Task statement
From the entries below, extract every line that includes the word "Playground".

Records from a dataset
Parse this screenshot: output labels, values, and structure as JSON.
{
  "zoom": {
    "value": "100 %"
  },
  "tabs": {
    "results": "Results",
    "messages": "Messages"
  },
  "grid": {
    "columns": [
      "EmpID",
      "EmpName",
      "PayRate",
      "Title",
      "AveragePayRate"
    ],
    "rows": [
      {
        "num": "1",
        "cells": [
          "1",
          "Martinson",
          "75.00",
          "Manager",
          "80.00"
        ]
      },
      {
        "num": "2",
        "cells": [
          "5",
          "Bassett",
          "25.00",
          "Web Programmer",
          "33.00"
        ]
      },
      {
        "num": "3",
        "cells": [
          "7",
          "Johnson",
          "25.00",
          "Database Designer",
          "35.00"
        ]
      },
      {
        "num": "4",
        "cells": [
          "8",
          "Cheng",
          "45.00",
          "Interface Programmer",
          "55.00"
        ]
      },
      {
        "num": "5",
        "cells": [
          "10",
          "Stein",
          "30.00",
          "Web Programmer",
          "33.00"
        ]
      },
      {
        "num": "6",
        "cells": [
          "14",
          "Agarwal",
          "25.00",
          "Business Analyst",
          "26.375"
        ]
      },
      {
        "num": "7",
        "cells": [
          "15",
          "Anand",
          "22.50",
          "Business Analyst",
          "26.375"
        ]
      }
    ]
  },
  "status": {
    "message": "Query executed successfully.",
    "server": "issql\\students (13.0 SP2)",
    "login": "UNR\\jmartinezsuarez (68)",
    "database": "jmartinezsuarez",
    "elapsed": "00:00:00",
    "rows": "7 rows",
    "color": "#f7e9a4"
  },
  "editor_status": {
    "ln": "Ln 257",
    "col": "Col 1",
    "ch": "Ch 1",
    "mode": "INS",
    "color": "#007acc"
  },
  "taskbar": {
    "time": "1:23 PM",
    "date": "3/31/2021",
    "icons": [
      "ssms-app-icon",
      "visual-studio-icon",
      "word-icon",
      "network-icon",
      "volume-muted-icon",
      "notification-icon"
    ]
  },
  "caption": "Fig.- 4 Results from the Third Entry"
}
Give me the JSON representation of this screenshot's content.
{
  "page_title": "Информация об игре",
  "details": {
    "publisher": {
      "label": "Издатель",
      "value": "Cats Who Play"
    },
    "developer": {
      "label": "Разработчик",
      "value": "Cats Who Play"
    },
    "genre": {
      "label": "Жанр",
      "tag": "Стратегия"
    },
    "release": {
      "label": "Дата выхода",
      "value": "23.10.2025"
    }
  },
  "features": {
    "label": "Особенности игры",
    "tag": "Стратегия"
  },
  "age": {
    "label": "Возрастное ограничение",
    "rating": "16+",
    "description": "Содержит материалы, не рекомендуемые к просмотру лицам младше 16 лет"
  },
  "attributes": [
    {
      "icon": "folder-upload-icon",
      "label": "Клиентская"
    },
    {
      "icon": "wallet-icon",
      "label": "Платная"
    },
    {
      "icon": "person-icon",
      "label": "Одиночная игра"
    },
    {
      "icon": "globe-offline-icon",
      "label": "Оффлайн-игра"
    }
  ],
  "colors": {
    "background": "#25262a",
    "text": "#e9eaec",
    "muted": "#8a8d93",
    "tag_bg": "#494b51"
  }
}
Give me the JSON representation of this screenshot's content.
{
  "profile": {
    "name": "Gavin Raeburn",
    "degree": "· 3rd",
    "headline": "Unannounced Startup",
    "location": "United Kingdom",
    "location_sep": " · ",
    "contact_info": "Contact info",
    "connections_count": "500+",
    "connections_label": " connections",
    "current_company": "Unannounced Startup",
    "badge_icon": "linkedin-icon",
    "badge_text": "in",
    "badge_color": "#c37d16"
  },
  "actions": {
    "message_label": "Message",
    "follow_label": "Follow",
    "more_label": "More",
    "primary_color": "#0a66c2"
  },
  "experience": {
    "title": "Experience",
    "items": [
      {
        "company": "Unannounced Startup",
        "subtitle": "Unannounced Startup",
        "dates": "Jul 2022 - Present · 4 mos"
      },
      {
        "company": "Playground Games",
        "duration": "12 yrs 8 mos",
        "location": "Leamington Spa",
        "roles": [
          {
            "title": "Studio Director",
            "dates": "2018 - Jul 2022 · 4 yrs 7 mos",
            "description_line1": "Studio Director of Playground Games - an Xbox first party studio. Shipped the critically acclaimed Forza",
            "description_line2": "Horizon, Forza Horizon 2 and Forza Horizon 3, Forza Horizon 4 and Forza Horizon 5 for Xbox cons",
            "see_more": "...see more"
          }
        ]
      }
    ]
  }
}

Worked answer
        "company": "Playground Games",
            "description_line1": "Studio Director of Playground Games - an Xbox first party studio. Shipped the critically acclaimed Forza",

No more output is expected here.